GIVEN DATA ::
-- -- --
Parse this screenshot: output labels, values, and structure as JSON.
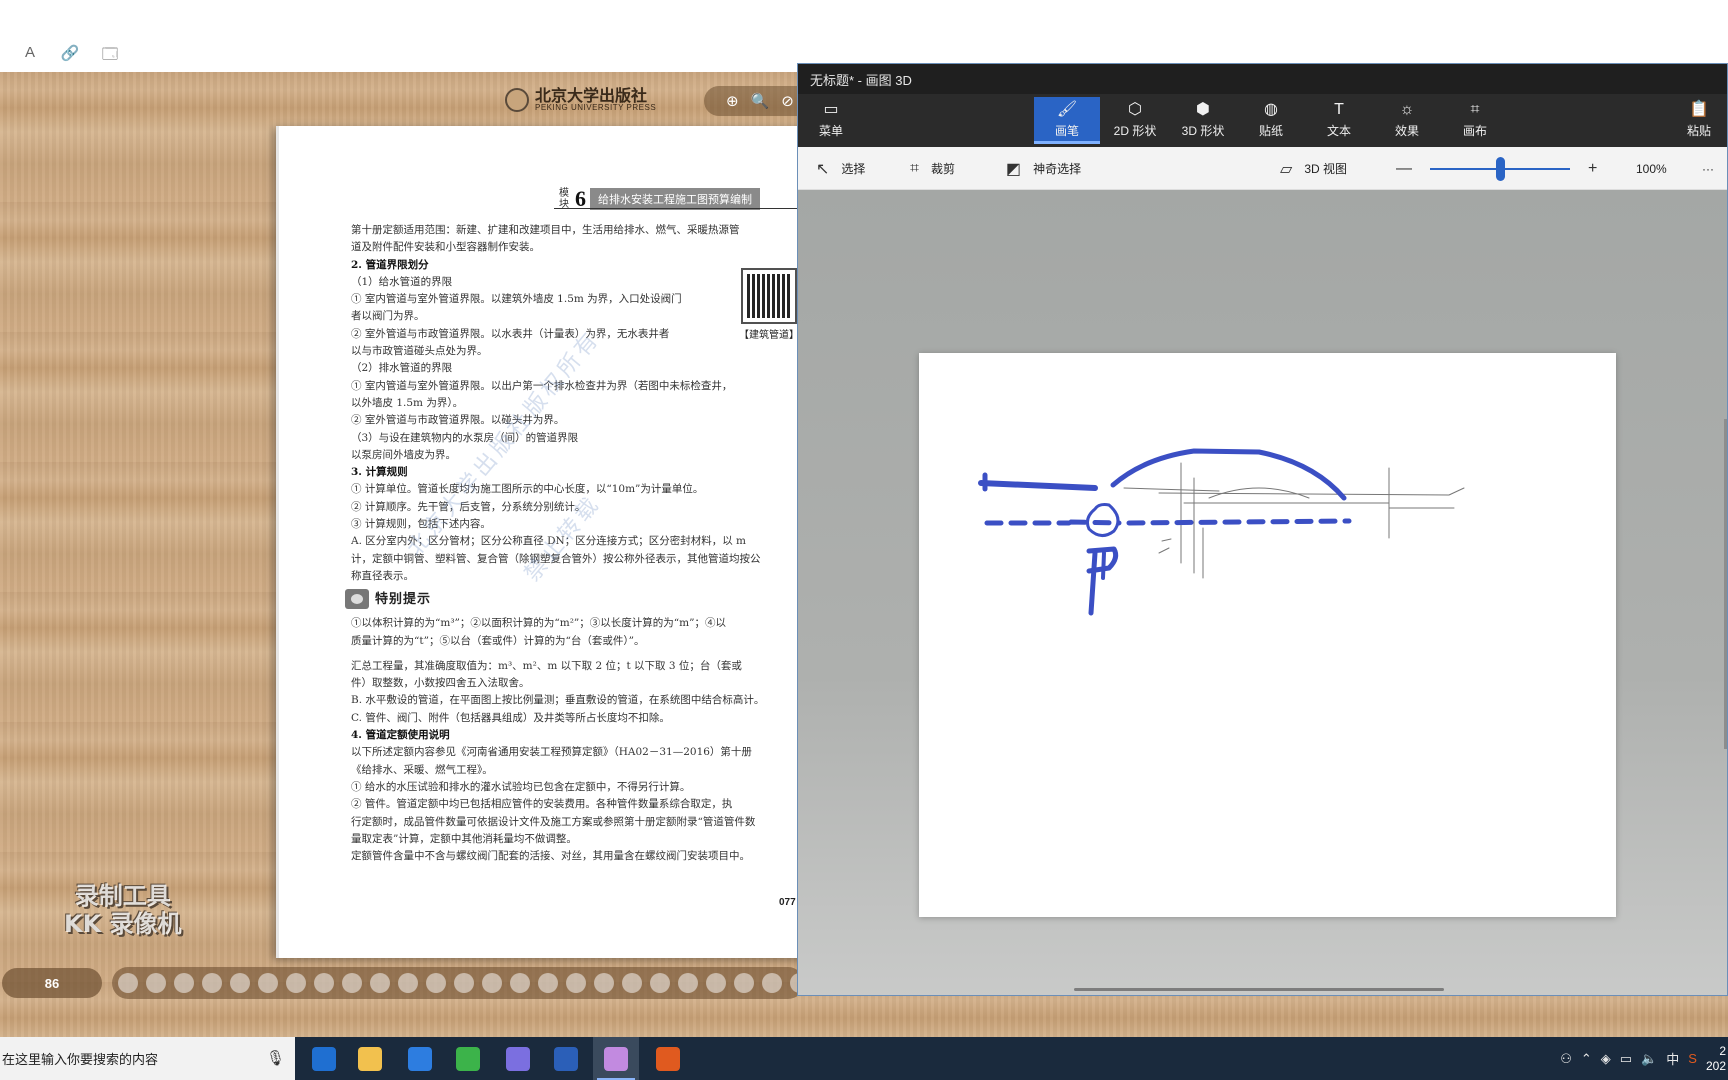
{
  "browser": {
    "icons": [
      "font-icon",
      "link-icon",
      "window-icon"
    ],
    "icon_glyphs": [
      "A",
      "🔗",
      "🗔"
    ]
  },
  "book": {
    "publisher_name": "北京大学出版社",
    "publisher_en": "PEKING UNIVERSITY PRESS",
    "zoom_glyphs": [
      "⊕",
      "🔍",
      "⊘"
    ],
    "module_label": "模块",
    "module_number": "6",
    "module_title": "给排水安装工程施工图预算编制",
    "qr_caption": "【建筑管道】",
    "lines": [
      {
        "t": "第十册定额适用范围：新建、扩建和改建项目中，生活用给排水、燃气、采暖热源管",
        "c": ""
      },
      {
        "t": "道及附件配件安装和小型容器制作安装。",
        "c": ""
      },
      {
        "t": "2. 管道界限划分",
        "c": "b"
      },
      {
        "t": "（1）给水管道的界限",
        "c": ""
      },
      {
        "t": "① 室内管道与室外管道界限。以建筑外墙皮 1.5m 为界，入口处设阀门",
        "c": ""
      },
      {
        "t": "者以阀门为界。",
        "c": ""
      },
      {
        "t": "② 室外管道与市政管道界限。以水表井（计量表）为界，无水表井者",
        "c": ""
      },
      {
        "t": "以与市政管道碰头点处为界。",
        "c": ""
      },
      {
        "t": "（2）排水管道的界限",
        "c": ""
      },
      {
        "t": "① 室内管道与室外管道界限。以出户第一个排水检查井为界（若图中未标检查井，",
        "c": ""
      },
      {
        "t": "以外墙皮 1.5m 为界）。",
        "c": ""
      },
      {
        "t": "② 室外管道与市政管道界限。以碰头井为界。",
        "c": ""
      },
      {
        "t": "（3）与设在建筑物内的水泵房（间）的管道界限",
        "c": ""
      },
      {
        "t": "以泵房间外墙皮为界。",
        "c": ""
      },
      {
        "t": "3. 计算规则",
        "c": "b"
      },
      {
        "t": "① 计算单位。管道长度均为施工图所示的中心长度，以“10m”为计量单位。",
        "c": ""
      },
      {
        "t": "② 计算顺序。先干管，后支管，分系统分别统计。",
        "c": ""
      },
      {
        "t": "③ 计算规则，包括下述内容。",
        "c": ""
      },
      {
        "t": "A. 区分室内外；区分管材；区分公称直径 DN；区分连接方式；区分密封材料，以 m",
        "c": ""
      },
      {
        "t": "计，定额中铜管、塑料管、复合管（除钢塑复合管外）按公称外径表示，其他管道均按公",
        "c": ""
      },
      {
        "t": "称直径表示。",
        "c": ""
      }
    ],
    "tip_title": "特别提示",
    "lines2": [
      {
        "t": "①以体积计算的为“m³”；②以面积计算的为“m²”；③以长度计算的为“m”；④以",
        "c": ""
      },
      {
        "t": "质量计算的为“t”；⑤以台（套或件）计算的为“台（套或件）”。",
        "c": ""
      }
    ],
    "lines3": [
      {
        "t": "汇总工程量，其准确度取值为：m³、m²、m 以下取 2 位；t 以下取 3 位；台（套或",
        "c": ""
      },
      {
        "t": "件）取整数，小数按四舍五入法取舍。",
        "c": ""
      },
      {
        "t": "B. 水平敷设的管道，在平面图上按比例量测；垂直敷设的管道，在系统图中结合标高计。",
        "c": ""
      },
      {
        "t": "C. 管件、阀门、附件（包括器具组成）及井类等所占长度均不扣除。",
        "c": ""
      },
      {
        "t": "4. 管道定额使用说明",
        "c": "b"
      },
      {
        "t": "以下所述定额内容参见《河南省通用安装工程预算定额》（HA02－31—2016）第十册",
        "c": ""
      },
      {
        "t": "《给排水、采暖、燃气工程》。",
        "c": ""
      },
      {
        "t": "① 给水的水压试验和排水的灌水试验均已包含在定额中，不得另行计算。",
        "c": ""
      },
      {
        "t": "② 管件。管道定额中均已包括相应管件的安装费用。各种管件数量系综合取定，执",
        "c": ""
      },
      {
        "t": "行定额时，成品管件数量可依据设计文件及施工方案或参照第十册定额附录“管道管件数",
        "c": ""
      },
      {
        "t": "量取定表”计算，定额中其他消耗量均不做调整。",
        "c": ""
      },
      {
        "t": "定额管件含量中不含与螺纹阀门配套的活接、对丝，其用量含在螺纹阀门安装项目中。",
        "c": ""
      }
    ],
    "page_number": "077",
    "watermark_1": "北京大学出版社版权所有",
    "watermark_2": "禁止转载",
    "current_page": "86",
    "recorder_line1": "录制工具",
    "recorder_line2": "KK 录像机"
  },
  "paint3d": {
    "title": "无标题* - 画图 3D",
    "menu_label": "菜单",
    "tools": [
      {
        "label": "画笔",
        "icon": "brush-icon",
        "glyph": "🖌",
        "active": true
      },
      {
        "label": "2D 形状",
        "icon": "shapes-2d-icon",
        "glyph": "⬡",
        "active": false
      },
      {
        "label": "3D 形状",
        "icon": "cube-icon",
        "glyph": "⬢",
        "active": false
      },
      {
        "label": "贴纸",
        "icon": "sticker-icon",
        "glyph": "◍",
        "active": false
      },
      {
        "label": "文本",
        "icon": "text-icon",
        "glyph": "T",
        "active": false
      },
      {
        "label": "效果",
        "icon": "effects-icon",
        "glyph": "☼",
        "active": false
      },
      {
        "label": "画布",
        "icon": "canvas-icon",
        "glyph": "⌗",
        "active": false
      }
    ],
    "paste_label": "粘贴",
    "select_label": "选择",
    "crop_label": "裁剪",
    "magic_select_label": "神奇选择",
    "view3d_label": "3D 视图",
    "zoom_minus": "—",
    "zoom_plus": "+",
    "zoom_level": "100%",
    "more_label": "···",
    "zoom_fraction": 0.5,
    "stroke_color": "#3b4fc4"
  },
  "taskbar": {
    "search_placeholder": "在这里输入你要搜索的内容",
    "apps": [
      {
        "name": "edge-icon",
        "color": "#1f6fd1",
        "active": false
      },
      {
        "name": "file-explorer-icon",
        "color": "#f2c14e",
        "active": false
      },
      {
        "name": "browser-app-icon",
        "color": "#2d7de0",
        "active": false
      },
      {
        "name": "wechat-icon",
        "color": "#3cb34a",
        "active": false
      },
      {
        "name": "app-purple-icon",
        "color": "#7b6fe0",
        "active": false
      },
      {
        "name": "word-icon",
        "color": "#2b5fb8",
        "active": false
      },
      {
        "name": "paint3d-icon",
        "color": "#c28ae0",
        "active": true
      },
      {
        "name": "recorder-icon",
        "color": "#e05a1f",
        "active": false
      }
    ],
    "ime": "中",
    "clock_time": "2",
    "clock_date": "202"
  }
}
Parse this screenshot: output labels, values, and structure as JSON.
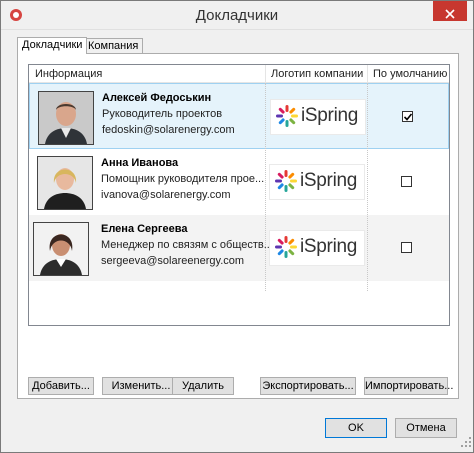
{
  "window": {
    "title": "Докладчики"
  },
  "tabs": [
    {
      "label": "Докладчики"
    },
    {
      "label": "Компания"
    }
  ],
  "list": {
    "columns": [
      "Информация",
      "Логотип компании",
      "По умолчанию"
    ],
    "rows": [
      {
        "name": "Алексей Федоськин",
        "job": "Руководитель проектов",
        "email": "fedoskin@solarenergy.com",
        "logo": "iSpring",
        "default": true
      },
      {
        "name": "Анна Иванова",
        "job": "Помощник руководителя прое...",
        "email": "ivanova@solarenergy.com",
        "logo": "iSpring",
        "default": false
      },
      {
        "name": "Елена Сергеева",
        "job": "Менеджер по связям с обществ...",
        "email": "sergeeva@solareenergy.com",
        "logo": "iSpring",
        "default": false
      }
    ]
  },
  "actions": {
    "add": "Добавить...",
    "edit": "Изменить...",
    "delete": "Удалить",
    "export": "Экспортировать...",
    "import": "Импортировать..."
  },
  "footer": {
    "ok": "OK",
    "cancel": "Отмена"
  },
  "colors": {
    "close": "#c7372f",
    "selection": "#e5f3fb",
    "selection_border": "#9fd1f1",
    "accent": "#0078d7"
  },
  "icons": [
    "app-icon",
    "close-icon",
    "check-icon",
    "ispring-logo-icon",
    "resize-grip-icon"
  ]
}
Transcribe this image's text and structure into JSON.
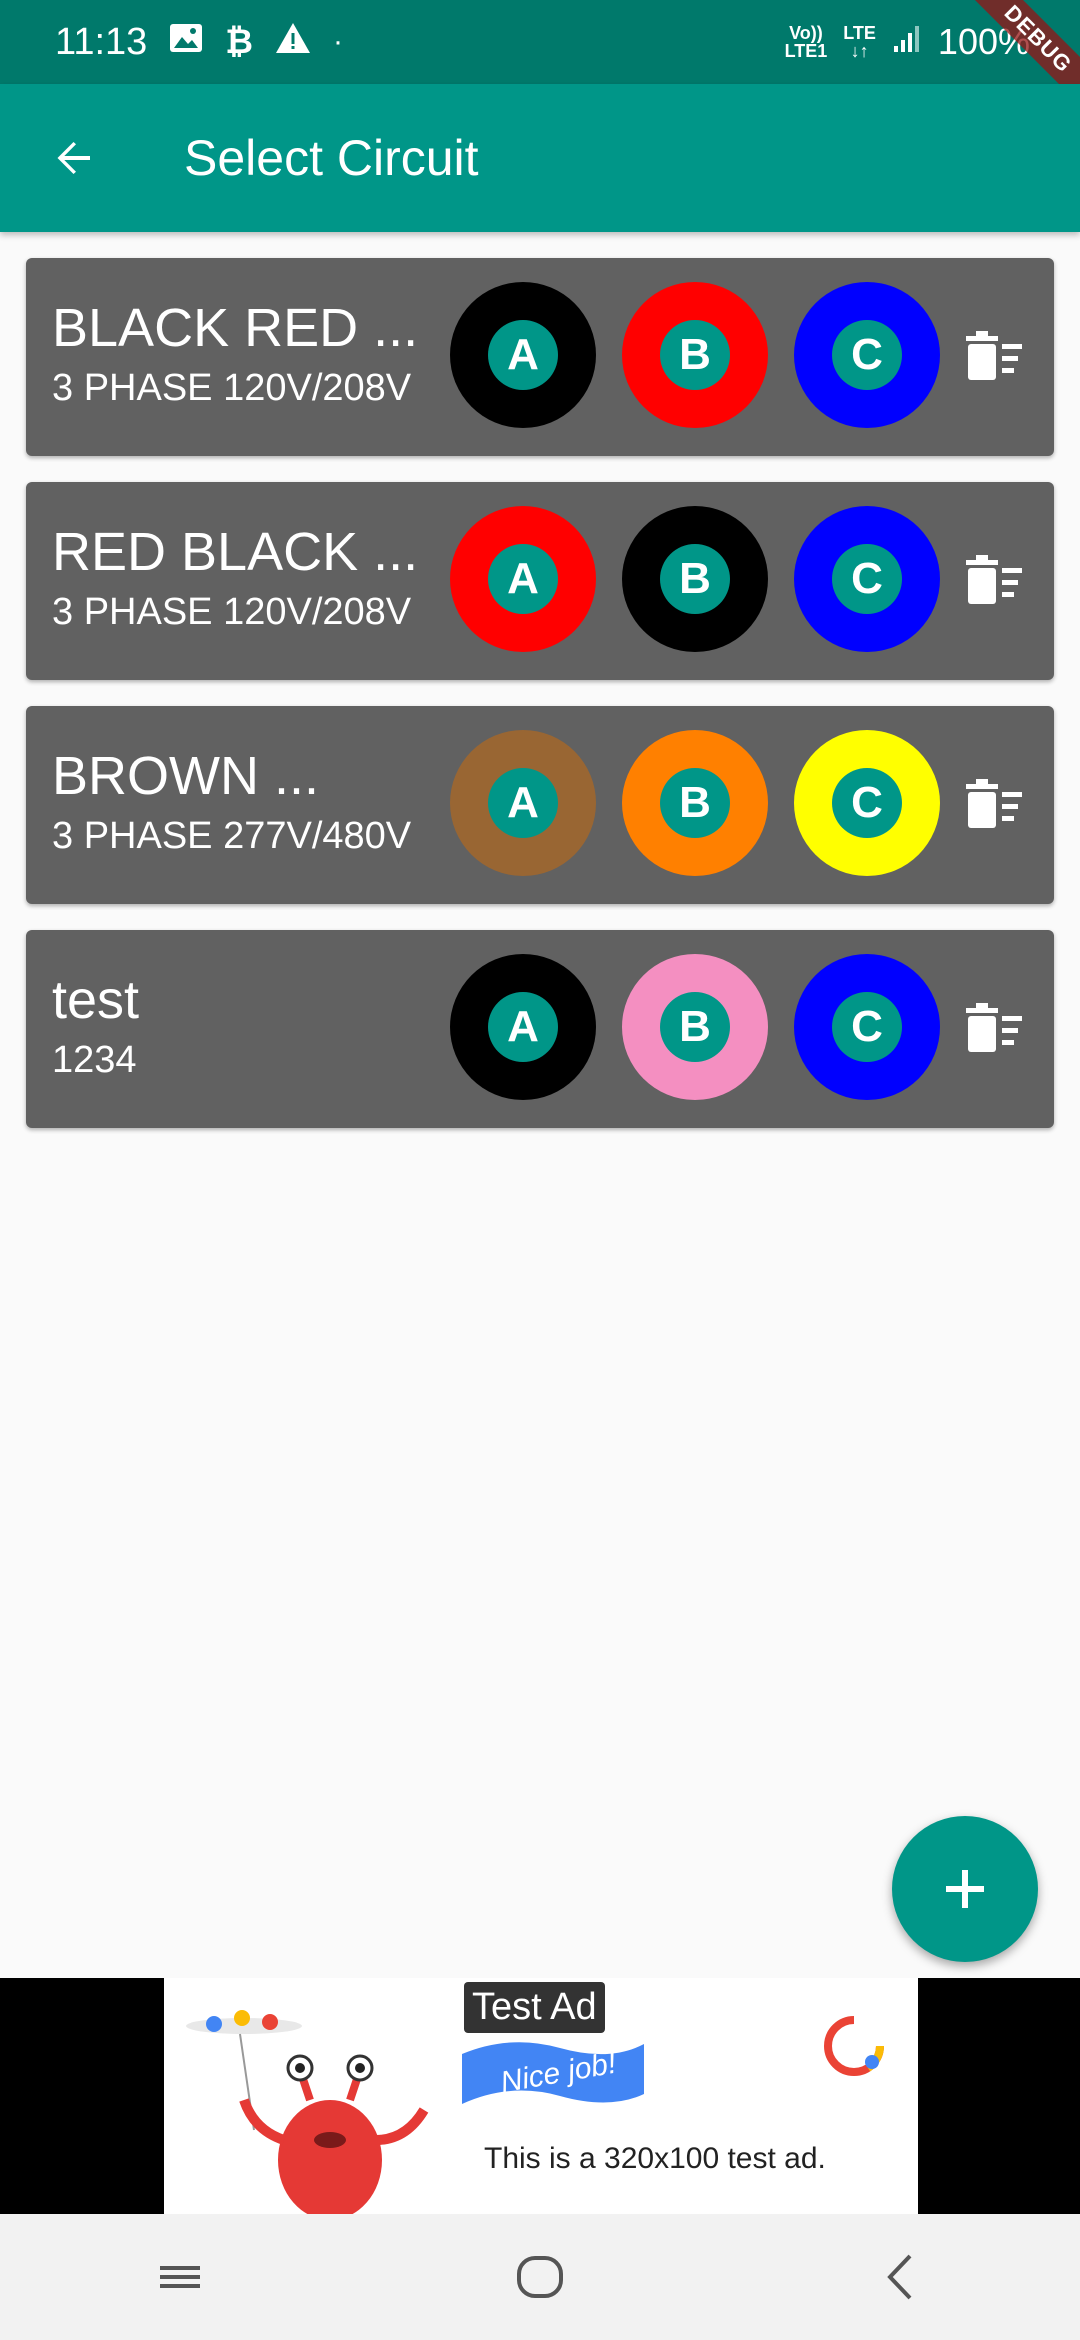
{
  "status_bar": {
    "time": "11:13",
    "left_icons": [
      "image-icon",
      "bitcoin-icon",
      "warning-icon",
      "dot-icon"
    ],
    "network_top": "Vo))",
    "network_bottom": "LTE1",
    "lte_label": "LTE",
    "battery": "100%",
    "debug_banner": "DEBUG"
  },
  "app_bar": {
    "title": "Select Circuit",
    "back_icon": "arrow-back-icon"
  },
  "circuits": [
    {
      "title": "BLACK RED ...",
      "subtitle": "3 PHASE 120V/208V",
      "phases": [
        {
          "label": "A",
          "color": "#000000"
        },
        {
          "label": "B",
          "color": "#ff0000"
        },
        {
          "label": "C",
          "color": "#0000ff"
        }
      ]
    },
    {
      "title": "RED BLACK ...",
      "subtitle": "3 PHASE 120V/208V",
      "phases": [
        {
          "label": "A",
          "color": "#ff0000"
        },
        {
          "label": "B",
          "color": "#000000"
        },
        {
          "label": "C",
          "color": "#0000ff"
        }
      ]
    },
    {
      "title": "BROWN ...",
      "subtitle": "3 PHASE 277V/480V",
      "phases": [
        {
          "label": "A",
          "color": "#996633"
        },
        {
          "label": "B",
          "color": "#ff8000"
        },
        {
          "label": "C",
          "color": "#ffff00"
        }
      ]
    },
    {
      "title": "test",
      "subtitle": "1234",
      "phases": [
        {
          "label": "A",
          "color": "#000000"
        },
        {
          "label": "B",
          "color": "#f48fc1"
        },
        {
          "label": "C",
          "color": "#0000ff"
        }
      ]
    }
  ],
  "fab": {
    "icon": "add-icon"
  },
  "ad": {
    "label": "Test Ad",
    "flag_text": "Nice job!",
    "text": "This is a 320x100 test ad."
  },
  "nav_bar": {
    "icons": [
      "recent-apps-icon",
      "home-icon",
      "back-icon"
    ]
  },
  "colors": {
    "primary": "#009688",
    "primary_dark": "#00796b",
    "card": "#616161",
    "background": "#fafafa"
  }
}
-- -- --
AIM :: Say how many lines in the records hold "Докладчики", with the number as the whole reply.

THE ANSWER :: 2